[Recorded data]
=== Begin Enclosure ===
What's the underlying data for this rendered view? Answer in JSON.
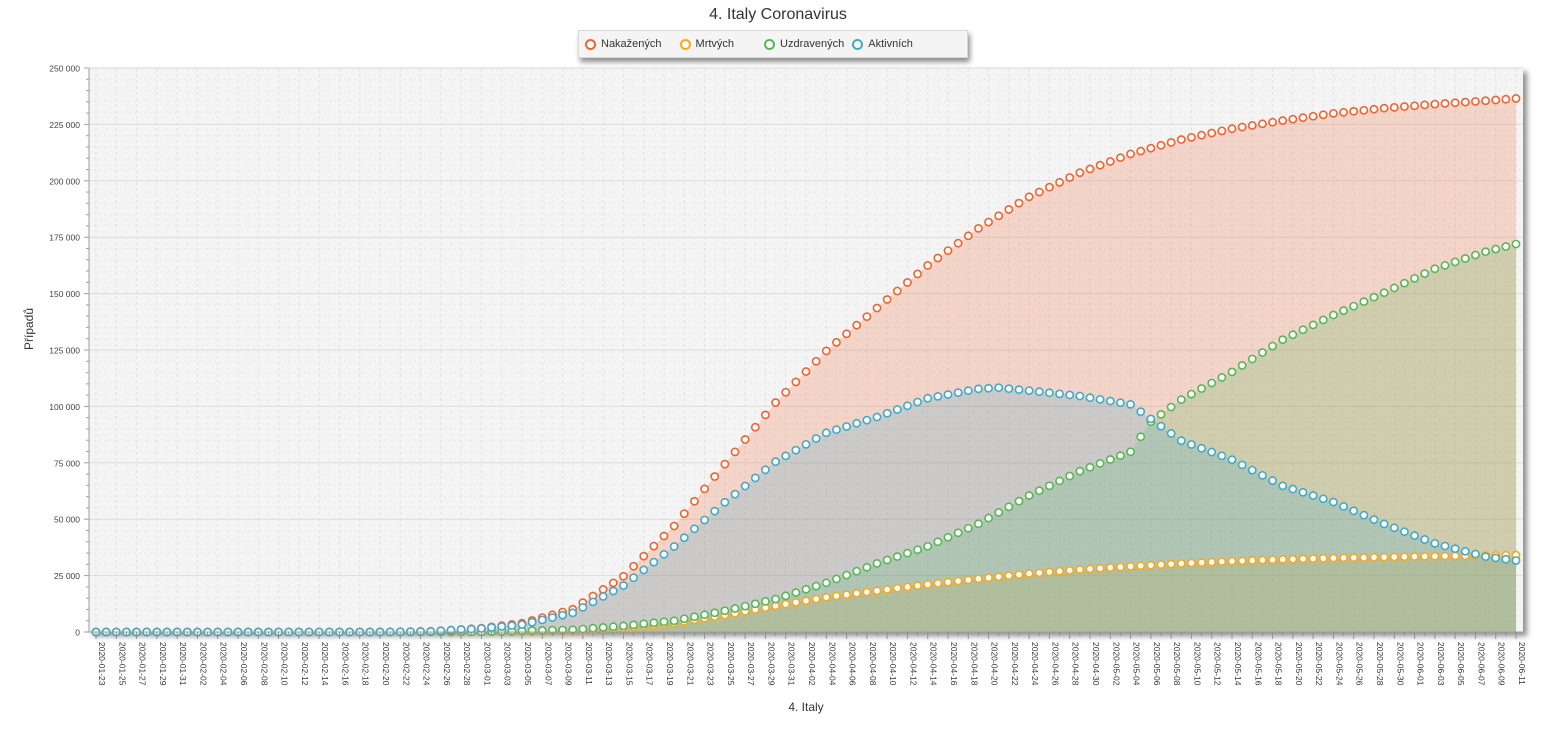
{
  "chart_data": {
    "type": "area",
    "title": "4. Italy Coronavirus",
    "xlabel": "4. Italy",
    "ylabel": "Případů",
    "ylim": [
      0,
      250000
    ],
    "yticks": [
      0,
      25000,
      50000,
      75000,
      100000,
      125000,
      150000,
      175000,
      200000,
      225000,
      250000
    ],
    "ytick_labels": [
      "0",
      "25 000",
      "50 000",
      "75 000",
      "100 000",
      "125 000",
      "150 000",
      "175 000",
      "200 000",
      "225 000",
      "250 000"
    ],
    "x_start": "2020-01-23",
    "x_end": "2020-06-11",
    "x_tick_labels": [
      "2020-01-23",
      "2020-01-25",
      "2020-01-27",
      "2020-01-29",
      "2020-01-31",
      "2020-02-02",
      "2020-02-04",
      "2020-02-06",
      "2020-02-08",
      "2020-02-10",
      "2020-02-12",
      "2020-02-14",
      "2020-02-16",
      "2020-02-18",
      "2020-02-20",
      "2020-02-22",
      "2020-02-24",
      "2020-02-26",
      "2020-02-28",
      "2020-03-01",
      "2020-03-03",
      "2020-03-05",
      "2020-03-07",
      "2020-03-09",
      "2020-03-11",
      "2020-03-13",
      "2020-03-15",
      "2020-03-17",
      "2020-03-19",
      "2020-03-21",
      "2020-03-23",
      "2020-03-25",
      "2020-03-27",
      "2020-03-29",
      "2020-03-31",
      "2020-04-02",
      "2020-04-04",
      "2020-04-06",
      "2020-04-08",
      "2020-04-10",
      "2020-04-12",
      "2020-04-14",
      "2020-04-16",
      "2020-04-18",
      "2020-04-20",
      "2020-04-22",
      "2020-04-24",
      "2020-04-26",
      "2020-04-28",
      "2020-04-30",
      "2020-05-02",
      "2020-05-04",
      "2020-05-06",
      "2020-05-08",
      "2020-05-10",
      "2020-05-12",
      "2020-05-14",
      "2020-05-16",
      "2020-05-18",
      "2020-05-20",
      "2020-05-22",
      "2020-05-24",
      "2020-05-26",
      "2020-05-28",
      "2020-05-30",
      "2020-06-01",
      "2020-06-03",
      "2020-06-05",
      "2020-06-07",
      "2020-06-09",
      "2020-06-11"
    ],
    "grid": true,
    "legend": "top-center",
    "series": [
      {
        "name": "Nakažených",
        "color": "#f3622d",
        "keypoints": [
          [
            "2020-01-23",
            0
          ],
          [
            "2020-02-20",
            3
          ],
          [
            "2020-02-25",
            300
          ],
          [
            "2020-03-01",
            1700
          ],
          [
            "2020-03-05",
            3900
          ],
          [
            "2020-03-10",
            10100
          ],
          [
            "2020-03-15",
            24700
          ],
          [
            "2020-03-20",
            47000
          ],
          [
            "2020-03-25",
            74400
          ],
          [
            "2020-03-30",
            101700
          ],
          [
            "2020-04-04",
            124600
          ],
          [
            "2020-04-09",
            143600
          ],
          [
            "2020-04-14",
            162500
          ],
          [
            "2020-04-19",
            178900
          ],
          [
            "2020-04-24",
            192900
          ],
          [
            "2020-04-29",
            203600
          ],
          [
            "2020-05-04",
            211900
          ],
          [
            "2020-05-09",
            218300
          ],
          [
            "2020-05-14",
            223100
          ],
          [
            "2020-05-19",
            226700
          ],
          [
            "2020-05-24",
            229900
          ],
          [
            "2020-05-29",
            232200
          ],
          [
            "2020-06-03",
            234000
          ],
          [
            "2020-06-08",
            235500
          ],
          [
            "2020-06-11",
            236500
          ]
        ]
      },
      {
        "name": "Mrtvých",
        "color": "#fba71b",
        "keypoints": [
          [
            "2020-01-23",
            0
          ],
          [
            "2020-02-22",
            0
          ],
          [
            "2020-03-01",
            40
          ],
          [
            "2020-03-05",
            150
          ],
          [
            "2020-03-10",
            630
          ],
          [
            "2020-03-15",
            1800
          ],
          [
            "2020-03-20",
            4000
          ],
          [
            "2020-03-25",
            7500
          ],
          [
            "2020-03-30",
            11600
          ],
          [
            "2020-04-04",
            15400
          ],
          [
            "2020-04-09",
            18300
          ],
          [
            "2020-04-14",
            21100
          ],
          [
            "2020-04-19",
            23600
          ],
          [
            "2020-04-24",
            25900
          ],
          [
            "2020-04-29",
            27700
          ],
          [
            "2020-05-04",
            29100
          ],
          [
            "2020-05-09",
            30400
          ],
          [
            "2020-05-14",
            31400
          ],
          [
            "2020-05-19",
            32200
          ],
          [
            "2020-05-24",
            32800
          ],
          [
            "2020-05-29",
            33200
          ],
          [
            "2020-06-03",
            33600
          ],
          [
            "2020-06-08",
            33900
          ],
          [
            "2020-06-11",
            34100
          ]
        ]
      },
      {
        "name": "Uzdravených",
        "color": "#57b757",
        "keypoints": [
          [
            "2020-01-23",
            0
          ],
          [
            "2020-02-22",
            0
          ],
          [
            "2020-03-01",
            80
          ],
          [
            "2020-03-05",
            500
          ],
          [
            "2020-03-10",
            1000
          ],
          [
            "2020-03-15",
            2700
          ],
          [
            "2020-03-20",
            5000
          ],
          [
            "2020-03-25",
            9400
          ],
          [
            "2020-03-30",
            14600
          ],
          [
            "2020-04-04",
            21800
          ],
          [
            "2020-04-09",
            30400
          ],
          [
            "2020-04-14",
            38000
          ],
          [
            "2020-04-19",
            48000
          ],
          [
            "2020-04-24",
            60500
          ],
          [
            "2020-04-29",
            71300
          ],
          [
            "2020-05-04",
            79900
          ],
          [
            "2020-05-06",
            93200
          ],
          [
            "2020-05-09",
            103000
          ],
          [
            "2020-05-14",
            115300
          ],
          [
            "2020-05-19",
            129600
          ],
          [
            "2020-05-24",
            140500
          ],
          [
            "2020-05-29",
            150400
          ],
          [
            "2020-06-03",
            161000
          ],
          [
            "2020-06-08",
            168600
          ],
          [
            "2020-06-11",
            172000
          ]
        ]
      },
      {
        "name": "Aktivních",
        "color": "#41a9c9",
        "keypoints": [
          [
            "2020-01-23",
            0
          ],
          [
            "2020-02-20",
            3
          ],
          [
            "2020-02-25",
            280
          ],
          [
            "2020-03-01",
            1580
          ],
          [
            "2020-03-05",
            3300
          ],
          [
            "2020-03-10",
            8500
          ],
          [
            "2020-03-15",
            20600
          ],
          [
            "2020-03-20",
            37900
          ],
          [
            "2020-03-25",
            57500
          ],
          [
            "2020-03-30",
            75500
          ],
          [
            "2020-04-04",
            88300
          ],
          [
            "2020-04-09",
            95300
          ],
          [
            "2020-04-14",
            103600
          ],
          [
            "2020-04-19",
            107800
          ],
          [
            "2020-04-21",
            108300
          ],
          [
            "2020-04-24",
            107000
          ],
          [
            "2020-04-29",
            104600
          ],
          [
            "2020-05-04",
            100900
          ],
          [
            "2020-05-09",
            84800
          ],
          [
            "2020-05-14",
            76400
          ],
          [
            "2020-05-19",
            64800
          ],
          [
            "2020-05-24",
            57600
          ],
          [
            "2020-05-29",
            47900
          ],
          [
            "2020-06-03",
            39300
          ],
          [
            "2020-06-08",
            33400
          ],
          [
            "2020-06-11",
            31700
          ]
        ]
      }
    ]
  }
}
=== End Enclosure ===
• [How to complete this task]: Transcribe the entries above verbatim, omitting their pictures.

• [Expected answer]:
What's the underlying data for this rendered view? Answer in JSON.
{
  "chart_data": {
    "type": "area",
    "title": "4. Italy Coronavirus",
    "xlabel": "4. Italy",
    "ylabel": "Případů",
    "ylim": [
      0,
      250000
    ],
    "yticks": [
      0,
      25000,
      50000,
      75000,
      100000,
      125000,
      150000,
      175000,
      200000,
      225000,
      250000
    ],
    "ytick_labels": [
      "0",
      "25 000",
      "50 000",
      "75 000",
      "100 000",
      "125 000",
      "150 000",
      "175 000",
      "200 000",
      "225 000",
      "250 000"
    ],
    "x_start": "2020-01-23",
    "x_end": "2020-06-11",
    "x_tick_labels": [
      "2020-01-23",
      "2020-01-25",
      "2020-01-27",
      "2020-01-29",
      "2020-01-31",
      "2020-02-02",
      "2020-02-04",
      "2020-02-06",
      "2020-02-08",
      "2020-02-10",
      "2020-02-12",
      "2020-02-14",
      "2020-02-16",
      "2020-02-18",
      "2020-02-20",
      "2020-02-22",
      "2020-02-24",
      "2020-02-26",
      "2020-02-28",
      "2020-03-01",
      "2020-03-03",
      "2020-03-05",
      "2020-03-07",
      "2020-03-09",
      "2020-03-11",
      "2020-03-13",
      "2020-03-15",
      "2020-03-17",
      "2020-03-19",
      "2020-03-21",
      "2020-03-23",
      "2020-03-25",
      "2020-03-27",
      "2020-03-29",
      "2020-03-31",
      "2020-04-02",
      "2020-04-04",
      "2020-04-06",
      "2020-04-08",
      "2020-04-10",
      "2020-04-12",
      "2020-04-14",
      "2020-04-16",
      "2020-04-18",
      "2020-04-20",
      "2020-04-22",
      "2020-04-24",
      "2020-04-26",
      "2020-04-28",
      "2020-04-30",
      "2020-05-02",
      "2020-05-04",
      "2020-05-06",
      "2020-05-08",
      "2020-05-10",
      "2020-05-12",
      "2020-05-14",
      "2020-05-16",
      "2020-05-18",
      "2020-05-20",
      "2020-05-22",
      "2020-05-24",
      "2020-05-26",
      "2020-05-28",
      "2020-05-30",
      "2020-06-01",
      "2020-06-03",
      "2020-06-05",
      "2020-06-07",
      "2020-06-09",
      "2020-06-11"
    ],
    "grid": true,
    "legend": "top-center",
    "series": [
      {
        "name": "Nakažených",
        "color": "#f3622d",
        "keypoints": [
          [
            "2020-01-23",
            0
          ],
          [
            "2020-02-20",
            3
          ],
          [
            "2020-02-25",
            300
          ],
          [
            "2020-03-01",
            1700
          ],
          [
            "2020-03-05",
            3900
          ],
          [
            "2020-03-10",
            10100
          ],
          [
            "2020-03-15",
            24700
          ],
          [
            "2020-03-20",
            47000
          ],
          [
            "2020-03-25",
            74400
          ],
          [
            "2020-03-30",
            101700
          ],
          [
            "2020-04-04",
            124600
          ],
          [
            "2020-04-09",
            143600
          ],
          [
            "2020-04-14",
            162500
          ],
          [
            "2020-04-19",
            178900
          ],
          [
            "2020-04-24",
            192900
          ],
          [
            "2020-04-29",
            203600
          ],
          [
            "2020-05-04",
            211900
          ],
          [
            "2020-05-09",
            218300
          ],
          [
            "2020-05-14",
            223100
          ],
          [
            "2020-05-19",
            226700
          ],
          [
            "2020-05-24",
            229900
          ],
          [
            "2020-05-29",
            232200
          ],
          [
            "2020-06-03",
            234000
          ],
          [
            "2020-06-08",
            235500
          ],
          [
            "2020-06-11",
            236500
          ]
        ]
      },
      {
        "name": "Mrtvých",
        "color": "#fba71b",
        "keypoints": [
          [
            "2020-01-23",
            0
          ],
          [
            "2020-02-22",
            0
          ],
          [
            "2020-03-01",
            40
          ],
          [
            "2020-03-05",
            150
          ],
          [
            "2020-03-10",
            630
          ],
          [
            "2020-03-15",
            1800
          ],
          [
            "2020-03-20",
            4000
          ],
          [
            "2020-03-25",
            7500
          ],
          [
            "2020-03-30",
            11600
          ],
          [
            "2020-04-04",
            15400
          ],
          [
            "2020-04-09",
            18300
          ],
          [
            "2020-04-14",
            21100
          ],
          [
            "2020-04-19",
            23600
          ],
          [
            "2020-04-24",
            25900
          ],
          [
            "2020-04-29",
            27700
          ],
          [
            "2020-05-04",
            29100
          ],
          [
            "2020-05-09",
            30400
          ],
          [
            "2020-05-14",
            31400
          ],
          [
            "2020-05-19",
            32200
          ],
          [
            "2020-05-24",
            32800
          ],
          [
            "2020-05-29",
            33200
          ],
          [
            "2020-06-03",
            33600
          ],
          [
            "2020-06-08",
            33900
          ],
          [
            "2020-06-11",
            34100
          ]
        ]
      },
      {
        "name": "Uzdravených",
        "color": "#57b757",
        "keypoints": [
          [
            "2020-01-23",
            0
          ],
          [
            "2020-02-22",
            0
          ],
          [
            "2020-03-01",
            80
          ],
          [
            "2020-03-05",
            500
          ],
          [
            "2020-03-10",
            1000
          ],
          [
            "2020-03-15",
            2700
          ],
          [
            "2020-03-20",
            5000
          ],
          [
            "2020-03-25",
            9400
          ],
          [
            "2020-03-30",
            14600
          ],
          [
            "2020-04-04",
            21800
          ],
          [
            "2020-04-09",
            30400
          ],
          [
            "2020-04-14",
            38000
          ],
          [
            "2020-04-19",
            48000
          ],
          [
            "2020-04-24",
            60500
          ],
          [
            "2020-04-29",
            71300
          ],
          [
            "2020-05-04",
            79900
          ],
          [
            "2020-05-06",
            93200
          ],
          [
            "2020-05-09",
            103000
          ],
          [
            "2020-05-14",
            115300
          ],
          [
            "2020-05-19",
            129600
          ],
          [
            "2020-05-24",
            140500
          ],
          [
            "2020-05-29",
            150400
          ],
          [
            "2020-06-03",
            161000
          ],
          [
            "2020-06-08",
            168600
          ],
          [
            "2020-06-11",
            172000
          ]
        ]
      },
      {
        "name": "Aktivních",
        "color": "#41a9c9",
        "keypoints": [
          [
            "2020-01-23",
            0
          ],
          [
            "2020-02-20",
            3
          ],
          [
            "2020-02-25",
            280
          ],
          [
            "2020-03-01",
            1580
          ],
          [
            "2020-03-05",
            3300
          ],
          [
            "2020-03-10",
            8500
          ],
          [
            "2020-03-15",
            20600
          ],
          [
            "2020-03-20",
            37900
          ],
          [
            "2020-03-25",
            57500
          ],
          [
            "2020-03-30",
            75500
          ],
          [
            "2020-04-04",
            88300
          ],
          [
            "2020-04-09",
            95300
          ],
          [
            "2020-04-14",
            103600
          ],
          [
            "2020-04-19",
            107800
          ],
          [
            "2020-04-21",
            108300
          ],
          [
            "2020-04-24",
            107000
          ],
          [
            "2020-04-29",
            104600
          ],
          [
            "2020-05-04",
            100900
          ],
          [
            "2020-05-09",
            84800
          ],
          [
            "2020-05-14",
            76400
          ],
          [
            "2020-05-19",
            64800
          ],
          [
            "2020-05-24",
            57600
          ],
          [
            "2020-05-29",
            47900
          ],
          [
            "2020-06-03",
            39300
          ],
          [
            "2020-06-08",
            33400
          ],
          [
            "2020-06-11",
            31700
          ]
        ]
      }
    ]
  }
}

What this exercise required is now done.